▶ [TASK GOAL] Your task is to give the number of lines in the listing that include "Foruma", and nothing else.

Stored items
- - -
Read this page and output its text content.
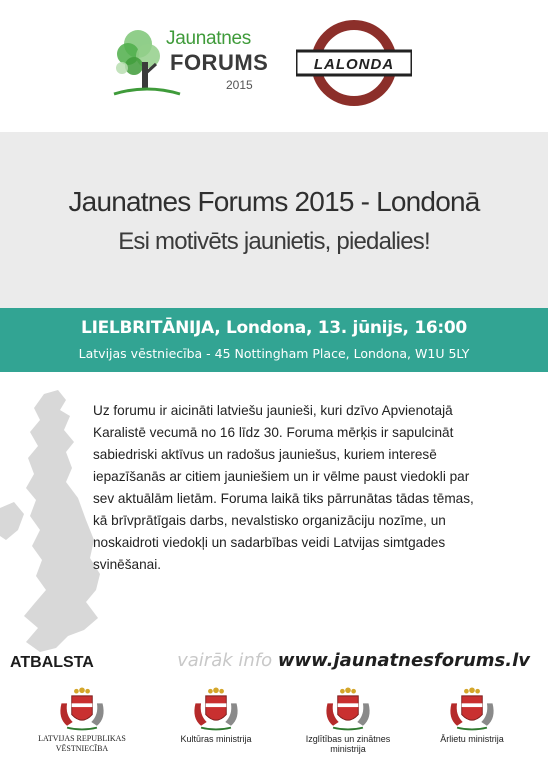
Jaunatnes
FORUMS
2015
LALONDA
Jaunatnes Forums 2015 - Londonā
Esi motivēts jaunietis, piedalies!
LIELBRITĀNIJA, Londona, 13. jūnijs, 16:00
Latvijas vēstniecība - 45 Nottingham Place, Londona, W1U 5LY
Uz forumu ir aicināti latviešu jaunieši, kuri dzīvo Apvienotajā
Karalistē vecumā no 16 līdz 30. Foruma mērķis ir sapulcināt
sabiedriski aktīvus un radošus jauniešus, kuriem interesē
iepazīšanās ar citiem jauniešiem un ir vēlme paust viedokli par
sev aktuālām lietām. Foruma laikā tiks pārrunātas tādas tēmas,
kā brīvprātīgais darbs, nevalstisko organizāciju nozīme, un
noskaidroti viedokļi un sadarbības veidi Latvijas simtgades
svinēšanai.
ATBALSTA	vairāk info www.jaunatnesforums.lv
LATVIJAS REPUBLIKAS VĒSTNIECĪBA
Kultūras ministrija	Izglītības un zinātnes
ministrija
Ārlietu ministrija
- - -
▶ [TASK ANSWER] 2